====== EXCERPTED RECORDS
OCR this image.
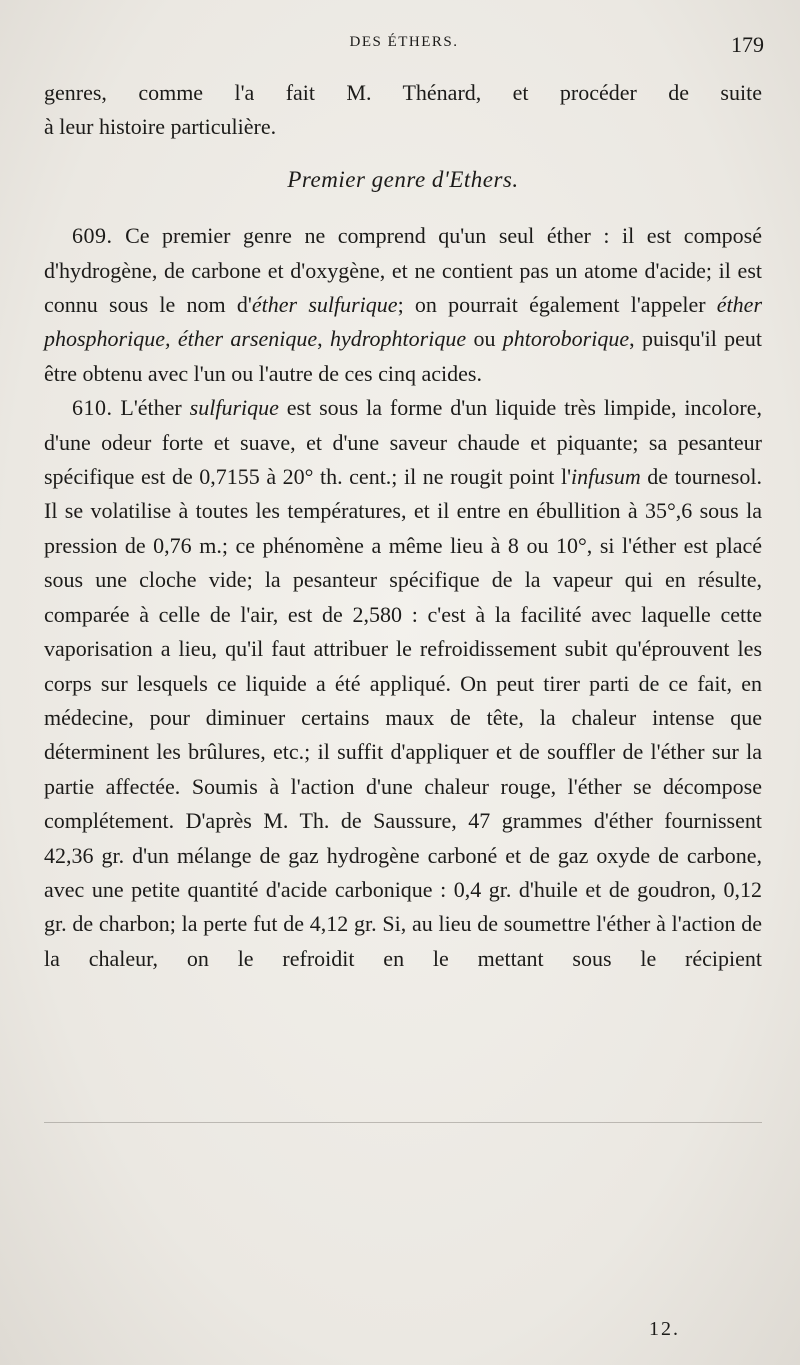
DES ÉTHERS.	179

genres, comme l'a fait M. Thénard, et procéder de suite

à leur histoire particulière.

Premier genre d'Ethers.

609. Ce premier genre ne comprend qu'un seul éther : il est composé d'hydrogène, de carbone et d'oxygène, et ne contient pas un atome d'acide; il est connu sous le nom d'éther sulfurique; on pourrait également l'appeler éther phosphorique, éther arsenique, hydrophtorique ou phtoroborique, puisqu'il peut être obtenu avec l'un ou l'autre de ces cinq acides.

610. L'éther sulfurique est sous la forme d'un liquide très limpide, incolore, d'une odeur forte et suave, et d'une saveur chaude et piquante; sa pesanteur spécifique est de 0,7155 à 20° th. cent.; il ne rougit point l'infusum de tournesol. Il se volatilise à toutes les températures, et il entre en ébullition à 35°,6 sous la pression de 0,76 m.; ce phénomène a même lieu à 8 ou 10°, si l'éther est placé sous une cloche vide; la pesanteur spécifique de la vapeur qui en résulte, comparée à celle de l'air, est de 2,580 : c'est à la facilité avec laquelle cette vaporisation a lieu, qu'il faut attribuer le refroidissement subit qu'éprouvent les corps sur lesquels ce liquide a été appliqué. On peut tirer parti de ce fait, en médecine, pour diminuer certains maux de tête, la chaleur intense que déterminent les brûlures, etc.; il suffit d'appliquer et de souffler de l'éther sur la partie affectée. Soumis à l'action d'une chaleur rouge, l'éther se décompose complétement. D'après M. Th. de Saussure, 47 grammes d'éther fournissent 42,36 gr. d'un mélange de gaz hydrogène carboné et de gaz oxyde de carbone, avec une petite quantité d'acide carbonique : 0,4 gr. d'huile et de goudron, 0,12 gr. de charbon; la perte fut de 4,12 gr. Si, au lieu de soumettre l'éther à l'action de la chaleur, on le refroidit en le mettant sous le récipient

12.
============
**DIRECTIONS FOR THIS TASK**
Write the records out once more, exactly as they appear, with no pictures.

**SOLUTION FOR THIS TASK**
OCR this image.
DES ÉTHERS.	179

genres, comme l'a fait M. Thénard, et procéder de suite

à leur histoire particulière.

Premier genre d'Ethers.

609. Ce premier genre ne comprend qu'un seul éther : il est composé d'hydrogène, de carbone et d'oxygène, et ne contient pas un atome d'acide; il est connu sous le nom d'éther sulfurique; on pourrait également l'appeler éther phosphorique, éther arsenique, hydrophtorique ou phtoroborique, puisqu'il peut être obtenu avec l'un ou l'autre de ces cinq acides.

610. L'éther sulfurique est sous la forme d'un liquide très limpide, incolore, d'une odeur forte et suave, et d'une saveur chaude et piquante; sa pesanteur spécifique est de 0,7155 à 20° th. cent.; il ne rougit point l'infusum de tournesol. Il se volatilise à toutes les températures, et il entre en ébullition à 35°,6 sous la pression de 0,76 m.; ce phénomène a même lieu à 8 ou 10°, si l'éther est placé sous une cloche vide; la pesanteur spécifique de la vapeur qui en résulte, comparée à celle de l'air, est de 2,580 : c'est à la facilité avec laquelle cette vaporisation a lieu, qu'il faut attribuer le refroidissement subit qu'éprouvent les corps sur lesquels ce liquide a été appliqué. On peut tirer parti de ce fait, en médecine, pour diminuer certains maux de tête, la chaleur intense que déterminent les brûlures, etc.; il suffit d'appliquer et de souffler de l'éther sur la partie affectée. Soumis à l'action d'une chaleur rouge, l'éther se décompose complétement. D'après M. Th. de Saussure, 47 grammes d'éther fournissent 42,36 gr. d'un mélange de gaz hydrogène carboné et de gaz oxyde de carbone, avec une petite quantité d'acide carbonique : 0,4 gr. d'huile et de goudron, 0,12 gr. de charbon; la perte fut de 4,12 gr. Si, au lieu de soumettre l'éther à l'action de la chaleur, on le refroidit en le mettant sous le récipient

12.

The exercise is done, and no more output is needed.